• **Extracted data**:
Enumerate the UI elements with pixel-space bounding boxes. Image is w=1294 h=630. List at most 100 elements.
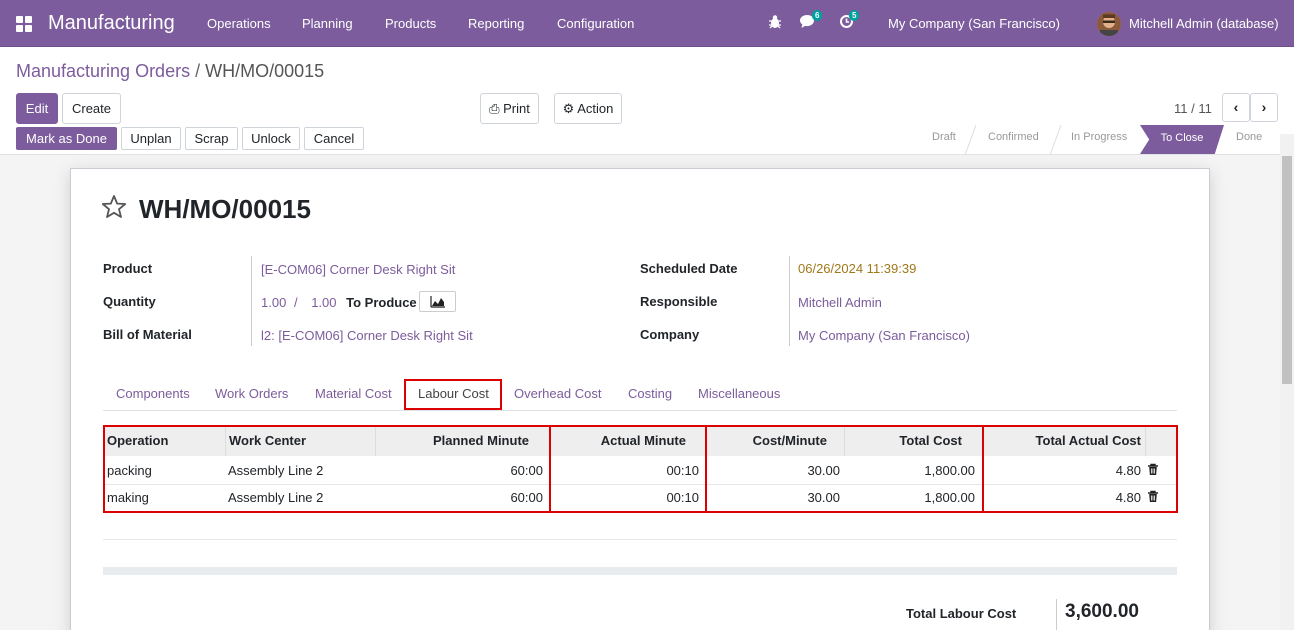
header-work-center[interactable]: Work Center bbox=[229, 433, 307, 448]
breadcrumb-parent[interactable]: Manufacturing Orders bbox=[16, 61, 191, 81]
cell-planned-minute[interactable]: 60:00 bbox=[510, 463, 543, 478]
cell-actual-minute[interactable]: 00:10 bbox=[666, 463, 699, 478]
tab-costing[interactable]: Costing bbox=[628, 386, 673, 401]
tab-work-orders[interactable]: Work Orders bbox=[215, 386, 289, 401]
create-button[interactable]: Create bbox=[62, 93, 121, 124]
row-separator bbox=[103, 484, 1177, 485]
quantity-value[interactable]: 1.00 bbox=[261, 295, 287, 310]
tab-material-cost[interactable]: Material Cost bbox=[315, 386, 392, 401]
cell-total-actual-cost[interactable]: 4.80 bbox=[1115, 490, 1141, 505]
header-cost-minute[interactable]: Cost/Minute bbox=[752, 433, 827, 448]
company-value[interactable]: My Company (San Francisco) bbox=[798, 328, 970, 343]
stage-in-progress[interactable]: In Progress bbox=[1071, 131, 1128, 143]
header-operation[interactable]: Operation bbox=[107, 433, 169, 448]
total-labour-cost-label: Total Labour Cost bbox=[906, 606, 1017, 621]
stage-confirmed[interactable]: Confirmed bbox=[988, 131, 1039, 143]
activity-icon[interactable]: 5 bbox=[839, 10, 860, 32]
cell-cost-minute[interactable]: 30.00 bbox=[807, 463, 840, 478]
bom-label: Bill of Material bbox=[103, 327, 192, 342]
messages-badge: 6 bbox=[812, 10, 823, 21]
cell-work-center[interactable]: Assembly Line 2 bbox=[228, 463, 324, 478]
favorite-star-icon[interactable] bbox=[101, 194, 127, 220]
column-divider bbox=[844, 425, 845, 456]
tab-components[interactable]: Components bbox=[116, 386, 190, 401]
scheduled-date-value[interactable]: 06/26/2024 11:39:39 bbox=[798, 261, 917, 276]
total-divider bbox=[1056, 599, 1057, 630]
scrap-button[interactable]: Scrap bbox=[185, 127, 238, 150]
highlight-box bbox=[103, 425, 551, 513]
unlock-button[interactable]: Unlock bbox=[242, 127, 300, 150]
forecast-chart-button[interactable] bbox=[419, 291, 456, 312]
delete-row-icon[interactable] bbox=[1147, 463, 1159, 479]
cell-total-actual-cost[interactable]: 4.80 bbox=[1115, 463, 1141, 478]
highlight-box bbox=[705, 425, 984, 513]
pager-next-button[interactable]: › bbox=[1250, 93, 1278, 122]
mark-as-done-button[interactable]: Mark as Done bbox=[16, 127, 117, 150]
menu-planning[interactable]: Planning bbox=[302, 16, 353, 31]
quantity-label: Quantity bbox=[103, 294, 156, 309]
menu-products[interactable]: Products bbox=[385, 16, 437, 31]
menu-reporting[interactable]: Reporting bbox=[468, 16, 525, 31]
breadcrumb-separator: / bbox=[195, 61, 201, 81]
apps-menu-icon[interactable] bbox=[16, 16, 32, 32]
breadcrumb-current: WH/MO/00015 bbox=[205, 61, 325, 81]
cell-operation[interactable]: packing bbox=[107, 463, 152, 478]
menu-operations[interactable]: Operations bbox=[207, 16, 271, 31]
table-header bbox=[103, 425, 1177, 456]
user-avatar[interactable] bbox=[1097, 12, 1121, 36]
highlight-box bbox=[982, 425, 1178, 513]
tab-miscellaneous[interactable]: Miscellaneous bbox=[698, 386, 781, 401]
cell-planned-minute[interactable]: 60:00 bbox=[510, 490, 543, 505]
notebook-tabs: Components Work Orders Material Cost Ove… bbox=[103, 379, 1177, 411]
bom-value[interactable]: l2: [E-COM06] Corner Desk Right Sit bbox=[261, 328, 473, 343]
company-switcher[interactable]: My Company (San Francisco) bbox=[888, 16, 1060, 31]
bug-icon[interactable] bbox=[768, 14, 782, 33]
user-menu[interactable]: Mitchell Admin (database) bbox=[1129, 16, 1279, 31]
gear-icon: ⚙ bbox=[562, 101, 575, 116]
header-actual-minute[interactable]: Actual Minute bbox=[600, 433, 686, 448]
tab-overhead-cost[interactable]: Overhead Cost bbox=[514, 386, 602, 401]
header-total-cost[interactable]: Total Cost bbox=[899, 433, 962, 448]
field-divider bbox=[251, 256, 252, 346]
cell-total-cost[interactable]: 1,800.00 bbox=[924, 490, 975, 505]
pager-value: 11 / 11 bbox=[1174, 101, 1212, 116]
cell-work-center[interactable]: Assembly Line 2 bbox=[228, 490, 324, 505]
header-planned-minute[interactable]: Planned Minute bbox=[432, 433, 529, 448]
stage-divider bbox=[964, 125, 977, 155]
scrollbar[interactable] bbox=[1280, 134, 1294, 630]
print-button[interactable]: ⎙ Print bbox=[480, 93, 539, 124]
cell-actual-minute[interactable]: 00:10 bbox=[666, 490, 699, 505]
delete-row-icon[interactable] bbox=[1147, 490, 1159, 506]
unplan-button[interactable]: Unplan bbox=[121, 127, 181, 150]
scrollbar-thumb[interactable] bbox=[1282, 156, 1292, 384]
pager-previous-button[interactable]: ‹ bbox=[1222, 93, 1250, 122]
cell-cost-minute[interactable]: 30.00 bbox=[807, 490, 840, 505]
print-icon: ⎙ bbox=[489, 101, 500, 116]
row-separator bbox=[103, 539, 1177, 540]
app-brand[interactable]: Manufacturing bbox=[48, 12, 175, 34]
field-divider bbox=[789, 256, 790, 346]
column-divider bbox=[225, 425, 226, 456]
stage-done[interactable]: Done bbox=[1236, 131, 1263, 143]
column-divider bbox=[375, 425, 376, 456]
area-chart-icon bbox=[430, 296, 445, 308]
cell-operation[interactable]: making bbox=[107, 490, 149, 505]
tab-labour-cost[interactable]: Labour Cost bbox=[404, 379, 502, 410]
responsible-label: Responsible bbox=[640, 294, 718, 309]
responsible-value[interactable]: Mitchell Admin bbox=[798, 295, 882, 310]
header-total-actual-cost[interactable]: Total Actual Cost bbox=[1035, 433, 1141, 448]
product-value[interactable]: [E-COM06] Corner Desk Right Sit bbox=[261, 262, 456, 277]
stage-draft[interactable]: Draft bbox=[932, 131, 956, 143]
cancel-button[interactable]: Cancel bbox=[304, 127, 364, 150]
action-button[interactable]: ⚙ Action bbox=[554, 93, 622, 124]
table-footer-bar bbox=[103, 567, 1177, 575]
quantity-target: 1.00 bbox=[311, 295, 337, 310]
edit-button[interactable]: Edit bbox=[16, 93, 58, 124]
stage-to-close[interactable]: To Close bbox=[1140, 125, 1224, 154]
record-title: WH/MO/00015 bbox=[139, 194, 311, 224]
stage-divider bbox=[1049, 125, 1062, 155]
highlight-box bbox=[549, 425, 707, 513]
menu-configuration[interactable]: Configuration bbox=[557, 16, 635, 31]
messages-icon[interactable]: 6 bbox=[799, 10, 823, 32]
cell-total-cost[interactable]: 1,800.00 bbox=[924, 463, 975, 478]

• **What you will do**: Rewrite the lines of each item above as a numbered list, leaving out blank lines and the pictures.

• **Expected output**:
1. Enumerate the UI elements with pixel-space bounding boxes. Image is w=1294 h=630. List at most 100 elements.
2. header-work-center[interactable]: Work Center bbox=[229, 433, 307, 448]
3. breadcrumb-parent[interactable]: Manufacturing Orders bbox=[16, 61, 191, 81]
4. cell-planned-minute[interactable]: 60:00 bbox=[510, 463, 543, 478]
5. cell-actual-minute[interactable]: 00:10 bbox=[666, 463, 699, 478]
6. tab-costing[interactable]: Costing bbox=[628, 386, 673, 401]
7. tab-work-orders[interactable]: Work Orders bbox=[215, 386, 289, 401]
8. create-button[interactable]: Create bbox=[62, 93, 121, 124]
9. row-separator bbox=[103, 484, 1177, 485]
10. quantity-value[interactable]: 1.00 bbox=[261, 295, 287, 310]
11. tab-material-cost[interactable]: Material Cost bbox=[315, 386, 392, 401]
12. cell-total-actual-cost[interactable]: 4.80 bbox=[1115, 490, 1141, 505]
13. header-cost-minute[interactable]: Cost/Minute bbox=[752, 433, 827, 448]
14. company-value[interactable]: My Company (San Francisco) bbox=[798, 328, 970, 343]
15. stage-in-progress[interactable]: In Progress bbox=[1071, 131, 1128, 143]
16. header-operation[interactable]: Operation bbox=[107, 433, 169, 448]
17. total-labour-cost-label: Total Labour Cost bbox=[906, 606, 1017, 621]
18. stage-confirmed[interactable]: Confirmed bbox=[988, 131, 1039, 143]
19. activity-icon[interactable]: 5 bbox=[839, 10, 860, 32]
20. cell-cost-minute[interactable]: 30.00 bbox=[807, 463, 840, 478]
21. bom-label: Bill of Material bbox=[103, 327, 192, 342]
22. messages-badge: 6 bbox=[812, 10, 823, 21]
23. cell-work-center[interactable]: Assembly Line 2 bbox=[228, 463, 324, 478]
24. favorite-star-icon[interactable] bbox=[101, 194, 127, 220]
25. column-divider bbox=[844, 425, 845, 456]
26. tab-components[interactable]: Components bbox=[116, 386, 190, 401]
27. scheduled-date-value[interactable]: 06/26/2024 11:39:39 bbox=[798, 261, 917, 276]
28. total-divider bbox=[1056, 599, 1057, 630]
29. scrap-button[interactable]: Scrap bbox=[185, 127, 238, 150]
30. highlight-box bbox=[103, 425, 551, 513]
31. unlock-button[interactable]: Unlock bbox=[242, 127, 300, 150]
32. forecast-chart-button[interactable] bbox=[419, 291, 456, 312]
33. delete-row-icon[interactable] bbox=[1147, 463, 1159, 479]
34. cell-total-actual-cost[interactable]: 4.80 bbox=[1115, 463, 1141, 478]
35. highlight-box bbox=[705, 425, 984, 513]
36. pager-next-button[interactable]: › bbox=[1250, 93, 1278, 122]
37. mark-as-done-button[interactable]: Mark as Done bbox=[16, 127, 117, 150]
38. menu-planning[interactable]: Planning bbox=[302, 16, 353, 31]
39. quantity-label: Quantity bbox=[103, 294, 156, 309]
40. menu-products[interactable]: Products bbox=[385, 16, 437, 31]
41. menu-reporting[interactable]: Reporting bbox=[468, 16, 525, 31]
42. breadcrumb-separator: / bbox=[195, 61, 201, 81]
43. apps-menu-icon[interactable] bbox=[16, 16, 32, 32]
44. breadcrumb-current: WH/MO/00015 bbox=[205, 61, 325, 81]
45. cell-operation[interactable]: packing bbox=[107, 463, 152, 478]
46. menu-operations[interactable]: Operations bbox=[207, 16, 271, 31]
47. table-header bbox=[103, 425, 1177, 456]
48. user-avatar[interactable] bbox=[1097, 12, 1121, 36]
49. highlight-box bbox=[982, 425, 1178, 513]
50. tab-miscellaneous[interactable]: Miscellaneous bbox=[698, 386, 781, 401]
51. cell-planned-minute[interactable]: 60:00 bbox=[510, 490, 543, 505]
52. notebook-tabs: Components Work Orders Material Cost Ove… bbox=[103, 379, 1177, 411]
53. bom-value[interactable]: l2: [E-COM06] Corner Desk Right Sit bbox=[261, 328, 473, 343]
54. company-switcher[interactable]: My Company (San Francisco) bbox=[888, 16, 1060, 31]
55. bug-icon[interactable] bbox=[768, 14, 782, 33]
56. user-menu[interactable]: Mitchell Admin (database) bbox=[1129, 16, 1279, 31]
57. gear-icon: ⚙ bbox=[562, 101, 575, 116]
58. header-actual-minute[interactable]: Actual Minute bbox=[600, 433, 686, 448]
59. tab-overhead-cost[interactable]: Overhead Cost bbox=[514, 386, 602, 401]
60. header-total-cost[interactable]: Total Cost bbox=[899, 433, 962, 448]
61. field-divider bbox=[251, 256, 252, 346]
62. cell-total-cost[interactable]: 1,800.00 bbox=[924, 490, 975, 505]
63. pager-value: 11 / 11 bbox=[1174, 101, 1212, 116]
64. cell-work-center[interactable]: Assembly Line 2 bbox=[228, 490, 324, 505]
65. header-planned-minute[interactable]: Planned Minute bbox=[432, 433, 529, 448]
66. stage-divider bbox=[964, 125, 977, 155]
67. scrollbar[interactable] bbox=[1280, 134, 1294, 630]
68. print-button[interactable]: ⎙ Print bbox=[480, 93, 539, 124]
69. cell-actual-minute[interactable]: 00:10 bbox=[666, 490, 699, 505]
70. delete-row-icon[interactable] bbox=[1147, 490, 1159, 506]
71. unplan-button[interactable]: Unplan bbox=[121, 127, 181, 150]
72. scrollbar-thumb[interactable] bbox=[1282, 156, 1292, 384]
73. pager-previous-button[interactable]: ‹ bbox=[1222, 93, 1250, 122]
74. cell-cost-minute[interactable]: 30.00 bbox=[807, 490, 840, 505]
75. print-icon: ⎙ bbox=[489, 101, 500, 116]
76. row-separator bbox=[103, 539, 1177, 540]
77. app-brand[interactable]: Manufacturing bbox=[48, 12, 175, 34]
78. field-divider bbox=[789, 256, 790, 346]
79. column-divider bbox=[225, 425, 226, 456]
80. stage-done[interactable]: Done bbox=[1236, 131, 1263, 143]
81. column-divider bbox=[375, 425, 376, 456]
82. area-chart-icon bbox=[430, 296, 445, 308]
83. cell-operation[interactable]: making bbox=[107, 490, 149, 505]
84. tab-labour-cost[interactable]: Labour Cost bbox=[404, 379, 502, 410]
85. responsible-label: Responsible bbox=[640, 294, 718, 309]
86. responsible-value[interactable]: Mitchell Admin bbox=[798, 295, 882, 310]
87. header-total-actual-cost[interactable]: Total Actual Cost bbox=[1035, 433, 1141, 448]
88. product-value[interactable]: [E-COM06] Corner Desk Right Sit bbox=[261, 262, 456, 277]
89. stage-draft[interactable]: Draft bbox=[932, 131, 956, 143]
90. cancel-button[interactable]: Cancel bbox=[304, 127, 364, 150]
91. action-button[interactable]: ⚙ Action bbox=[554, 93, 622, 124]
92. table-footer-bar bbox=[103, 567, 1177, 575]
93. quantity-target: 1.00 bbox=[311, 295, 337, 310]
94. edit-button[interactable]: Edit bbox=[16, 93, 58, 124]
95. stage-to-close[interactable]: To Close bbox=[1140, 125, 1224, 154]
96. record-title: WH/MO/00015 bbox=[139, 194, 311, 224]
97. stage-divider bbox=[1049, 125, 1062, 155]
98. highlight-box bbox=[549, 425, 707, 513]
99. menu-configuration[interactable]: Configuration bbox=[557, 16, 635, 31]
100. messages-icon[interactable]: 6 bbox=[799, 10, 823, 32]
101. cell-total-cost[interactable]: 1,800.00 bbox=[924, 463, 975, 478]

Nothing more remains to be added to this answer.